▶ GOAL OF THE EXERCISE
Write out the full listing again, exactly as it stands.

▶ THE DATA
=======

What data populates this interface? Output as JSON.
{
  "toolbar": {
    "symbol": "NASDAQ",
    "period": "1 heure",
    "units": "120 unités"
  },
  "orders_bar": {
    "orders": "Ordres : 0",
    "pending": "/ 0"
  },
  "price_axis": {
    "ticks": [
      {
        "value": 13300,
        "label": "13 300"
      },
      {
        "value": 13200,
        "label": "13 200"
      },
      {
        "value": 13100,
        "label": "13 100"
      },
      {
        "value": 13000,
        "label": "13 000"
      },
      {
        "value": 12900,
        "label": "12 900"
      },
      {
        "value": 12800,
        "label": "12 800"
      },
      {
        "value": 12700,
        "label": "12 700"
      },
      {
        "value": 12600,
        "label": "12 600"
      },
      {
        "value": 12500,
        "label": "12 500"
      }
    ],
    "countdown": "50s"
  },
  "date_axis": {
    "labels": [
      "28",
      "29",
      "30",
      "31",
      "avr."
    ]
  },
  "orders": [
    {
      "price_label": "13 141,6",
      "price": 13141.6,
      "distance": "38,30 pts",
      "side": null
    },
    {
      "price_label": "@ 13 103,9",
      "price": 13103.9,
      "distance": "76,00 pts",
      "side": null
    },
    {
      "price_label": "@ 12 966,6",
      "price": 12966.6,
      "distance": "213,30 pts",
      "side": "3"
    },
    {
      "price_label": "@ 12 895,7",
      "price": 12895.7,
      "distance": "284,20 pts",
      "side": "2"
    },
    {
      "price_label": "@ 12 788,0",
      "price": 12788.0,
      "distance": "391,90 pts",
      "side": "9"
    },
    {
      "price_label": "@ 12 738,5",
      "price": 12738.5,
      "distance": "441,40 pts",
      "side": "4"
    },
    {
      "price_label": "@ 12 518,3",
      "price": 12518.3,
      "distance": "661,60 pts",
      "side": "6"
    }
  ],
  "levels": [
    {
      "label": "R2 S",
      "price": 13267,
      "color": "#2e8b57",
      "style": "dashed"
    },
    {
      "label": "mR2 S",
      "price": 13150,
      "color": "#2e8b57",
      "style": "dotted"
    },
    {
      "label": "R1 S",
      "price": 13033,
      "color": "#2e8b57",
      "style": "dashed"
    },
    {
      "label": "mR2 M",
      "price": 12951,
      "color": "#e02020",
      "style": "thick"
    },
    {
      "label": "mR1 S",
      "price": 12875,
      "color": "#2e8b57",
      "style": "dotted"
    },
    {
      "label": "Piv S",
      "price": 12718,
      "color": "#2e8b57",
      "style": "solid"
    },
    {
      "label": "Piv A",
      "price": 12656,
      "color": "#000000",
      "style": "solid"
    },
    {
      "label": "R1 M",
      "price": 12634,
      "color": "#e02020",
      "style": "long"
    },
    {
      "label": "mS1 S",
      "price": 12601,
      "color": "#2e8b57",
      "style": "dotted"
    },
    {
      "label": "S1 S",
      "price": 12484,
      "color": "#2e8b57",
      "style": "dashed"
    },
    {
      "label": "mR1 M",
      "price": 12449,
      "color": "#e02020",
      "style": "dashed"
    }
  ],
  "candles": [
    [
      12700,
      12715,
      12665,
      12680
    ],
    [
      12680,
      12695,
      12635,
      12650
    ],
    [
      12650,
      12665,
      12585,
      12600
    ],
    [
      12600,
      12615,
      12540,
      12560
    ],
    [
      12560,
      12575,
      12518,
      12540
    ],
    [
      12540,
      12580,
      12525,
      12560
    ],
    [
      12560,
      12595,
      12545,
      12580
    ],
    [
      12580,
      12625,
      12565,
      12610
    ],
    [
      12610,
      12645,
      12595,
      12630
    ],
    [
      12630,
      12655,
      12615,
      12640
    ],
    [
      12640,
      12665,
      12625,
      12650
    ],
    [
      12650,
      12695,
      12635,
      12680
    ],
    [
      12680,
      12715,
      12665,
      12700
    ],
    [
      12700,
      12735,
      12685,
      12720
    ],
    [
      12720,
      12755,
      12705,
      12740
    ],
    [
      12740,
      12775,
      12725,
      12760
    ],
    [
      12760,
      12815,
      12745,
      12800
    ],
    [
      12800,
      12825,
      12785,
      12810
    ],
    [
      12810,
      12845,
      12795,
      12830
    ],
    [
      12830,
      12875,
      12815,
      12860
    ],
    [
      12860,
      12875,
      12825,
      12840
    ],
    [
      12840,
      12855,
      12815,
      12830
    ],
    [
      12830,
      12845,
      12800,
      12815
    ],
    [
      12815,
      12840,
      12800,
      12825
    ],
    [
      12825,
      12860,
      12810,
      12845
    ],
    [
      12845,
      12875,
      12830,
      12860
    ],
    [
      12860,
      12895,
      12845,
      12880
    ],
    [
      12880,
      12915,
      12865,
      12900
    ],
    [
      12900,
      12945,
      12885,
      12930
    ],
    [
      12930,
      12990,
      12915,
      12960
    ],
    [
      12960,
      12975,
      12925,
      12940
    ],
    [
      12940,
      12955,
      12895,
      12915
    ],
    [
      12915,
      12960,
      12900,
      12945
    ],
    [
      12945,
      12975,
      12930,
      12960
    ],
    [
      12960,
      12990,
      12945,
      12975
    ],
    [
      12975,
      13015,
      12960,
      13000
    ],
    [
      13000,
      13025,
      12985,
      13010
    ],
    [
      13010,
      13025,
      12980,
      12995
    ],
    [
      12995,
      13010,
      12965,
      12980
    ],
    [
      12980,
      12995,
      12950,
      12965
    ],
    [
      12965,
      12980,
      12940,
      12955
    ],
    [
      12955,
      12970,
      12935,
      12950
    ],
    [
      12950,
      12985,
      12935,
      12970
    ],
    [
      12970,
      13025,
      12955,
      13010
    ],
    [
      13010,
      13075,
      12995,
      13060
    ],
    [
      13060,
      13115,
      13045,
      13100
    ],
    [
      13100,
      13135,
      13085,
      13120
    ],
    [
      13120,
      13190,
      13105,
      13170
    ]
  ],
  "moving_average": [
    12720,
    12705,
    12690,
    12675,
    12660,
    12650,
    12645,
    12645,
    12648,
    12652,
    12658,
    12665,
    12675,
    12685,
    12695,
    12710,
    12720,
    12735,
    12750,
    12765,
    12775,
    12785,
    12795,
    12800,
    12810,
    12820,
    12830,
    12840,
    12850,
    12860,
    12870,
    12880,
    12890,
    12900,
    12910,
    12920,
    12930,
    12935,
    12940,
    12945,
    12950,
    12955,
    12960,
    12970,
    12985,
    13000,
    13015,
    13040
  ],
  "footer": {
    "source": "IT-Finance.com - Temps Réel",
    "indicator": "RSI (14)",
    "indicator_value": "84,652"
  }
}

=======

▶ SOLUTION FOR THIS TASK
What data populates this interface? Output as JSON.
{
  "toolbar": {
    "symbol": "NASDAQ",
    "period": "1 heure",
    "units": "120 unités"
  },
  "orders_bar": {
    "orders": "Ordres : 0",
    "pending": "/ 0"
  },
  "price_axis": {
    "ticks": [
      {
        "value": 13300,
        "label": "13 300"
      },
      {
        "value": 13200,
        "label": "13 200"
      },
      {
        "value": 13100,
        "label": "13 100"
      },
      {
        "value": 13000,
        "label": "13 000"
      },
      {
        "value": 12900,
        "label": "12 900"
      },
      {
        "value": 12800,
        "label": "12 800"
      },
      {
        "value": 12700,
        "label": "12 700"
      },
      {
        "value": 12600,
        "label": "12 600"
      },
      {
        "value": 12500,
        "label": "12 500"
      }
    ],
    "countdown": "50s"
  },
  "date_axis": {
    "labels": [
      "28",
      "29",
      "30",
      "31",
      "avr."
    ]
  },
  "orders": [
    {
      "price_label": "13 141,6",
      "price": 13141.6,
      "distance": "38,30 pts",
      "side": null
    },
    {
      "price_label": "@ 13 103,9",
      "price": 13103.9,
      "distance": "76,00 pts",
      "side": null
    },
    {
      "price_label": "@ 12 966,6",
      "price": 12966.6,
      "distance": "213,30 pts",
      "side": "3"
    },
    {
      "price_label": "@ 12 895,7",
      "price": 12895.7,
      "distance": "284,20 pts",
      "side": "2"
    },
    {
      "price_label": "@ 12 788,0",
      "price": 12788.0,
      "distance": "391,90 pts",
      "side": "9"
    },
    {
      "price_label": "@ 12 738,5",
      "price": 12738.5,
      "distance": "441,40 pts",
      "side": "4"
    },
    {
      "price_label": "@ 12 518,3",
      "price": 12518.3,
      "distance": "661,60 pts",
      "side": "6"
    }
  ],
  "levels": [
    {
      "label": "R2 S",
      "price": 13267,
      "color": "#2e8b57",
      "style": "dashed"
    },
    {
      "label": "mR2 S",
      "price": 13150,
      "color": "#2e8b57",
      "style": "dotted"
    },
    {
      "label": "R1 S",
      "price": 13033,
      "color": "#2e8b57",
      "style": "dashed"
    },
    {
      "label": "mR2 M",
      "price": 12951,
      "color": "#e02020",
      "style": "thick"
    },
    {
      "label": "mR1 S",
      "price": 12875,
      "color": "#2e8b57",
      "style": "dotted"
    },
    {
      "label": "Piv S",
      "price": 12718,
      "color": "#2e8b57",
      "style": "solid"
    },
    {
      "label": "Piv A",
      "price": 12656,
      "color": "#000000",
      "style": "solid"
    },
    {
      "label": "R1 M",
      "price": 12634,
      "color": "#e02020",
      "style": "long"
    },
    {
      "label": "mS1 S",
      "price": 12601,
      "color": "#2e8b57",
      "style": "dotted"
    },
    {
      "label": "S1 S",
      "price": 12484,
      "color": "#2e8b57",
      "style": "dashed"
    },
    {
      "label": "mR1 M",
      "price": 12449,
      "color": "#e02020",
      "style": "dashed"
    }
  ],
  "candles": [
    [
      12700,
      12715,
      12665,
      12680
    ],
    [
      12680,
      12695,
      12635,
      12650
    ],
    [
      12650,
      12665,
      12585,
      12600
    ],
    [
      12600,
      12615,
      12540,
      12560
    ],
    [
      12560,
      12575,
      12518,
      12540
    ],
    [
      12540,
      12580,
      12525,
      12560
    ],
    [
      12560,
      12595,
      12545,
      12580
    ],
    [
      12580,
      12625,
      12565,
      12610
    ],
    [
      12610,
      12645,
      12595,
      12630
    ],
    [
      12630,
      12655,
      12615,
      12640
    ],
    [
      12640,
      12665,
      12625,
      12650
    ],
    [
      12650,
      12695,
      12635,
      12680
    ],
    [
      12680,
      12715,
      12665,
      12700
    ],
    [
      12700,
      12735,
      12685,
      12720
    ],
    [
      12720,
      12755,
      12705,
      12740
    ],
    [
      12740,
      12775,
      12725,
      12760
    ],
    [
      12760,
      12815,
      12745,
      12800
    ],
    [
      12800,
      12825,
      12785,
      12810
    ],
    [
      12810,
      12845,
      12795,
      12830
    ],
    [
      12830,
      12875,
      12815,
      12860
    ],
    [
      12860,
      12875,
      12825,
      12840
    ],
    [
      12840,
      12855,
      12815,
      12830
    ],
    [
      12830,
      12845,
      12800,
      12815
    ],
    [
      12815,
      12840,
      12800,
      12825
    ],
    [
      12825,
      12860,
      12810,
      12845
    ],
    [
      12845,
      12875,
      12830,
      12860
    ],
    [
      12860,
      12895,
      12845,
      12880
    ],
    [
      12880,
      12915,
      12865,
      12900
    ],
    [
      12900,
      12945,
      12885,
      12930
    ],
    [
      12930,
      12990,
      12915,
      12960
    ],
    [
      12960,
      12975,
      12925,
      12940
    ],
    [
      12940,
      12955,
      12895,
      12915
    ],
    [
      12915,
      12960,
      12900,
      12945
    ],
    [
      12945,
      12975,
      12930,
      12960
    ],
    [
      12960,
      12990,
      12945,
      12975
    ],
    [
      12975,
      13015,
      12960,
      13000
    ],
    [
      13000,
      13025,
      12985,
      13010
    ],
    [
      13010,
      13025,
      12980,
      12995
    ],
    [
      12995,
      13010,
      12965,
      12980
    ],
    [
      12980,
      12995,
      12950,
      12965
    ],
    [
      12965,
      12980,
      12940,
      12955
    ],
    [
      12955,
      12970,
      12935,
      12950
    ],
    [
      12950,
      12985,
      12935,
      12970
    ],
    [
      12970,
      13025,
      12955,
      13010
    ],
    [
      13010,
      13075,
      12995,
      13060
    ],
    [
      13060,
      13115,
      13045,
      13100
    ],
    [
      13100,
      13135,
      13085,
      13120
    ],
    [
      13120,
      13190,
      13105,
      13170
    ]
  ],
  "moving_average": [
    12720,
    12705,
    12690,
    12675,
    12660,
    12650,
    12645,
    12645,
    12648,
    12652,
    12658,
    12665,
    12675,
    12685,
    12695,
    12710,
    12720,
    12735,
    12750,
    12765,
    12775,
    12785,
    12795,
    12800,
    12810,
    12820,
    12830,
    12840,
    12850,
    12860,
    12870,
    12880,
    12890,
    12900,
    12910,
    12920,
    12930,
    12935,
    12940,
    12945,
    12950,
    12955,
    12960,
    12970,
    12985,
    13000,
    13015,
    13040
  ],
  "footer": {
    "source": "IT-Finance.com - Temps Réel",
    "indicator": "RSI (14)",
    "indicator_value": "84,652"
  }
}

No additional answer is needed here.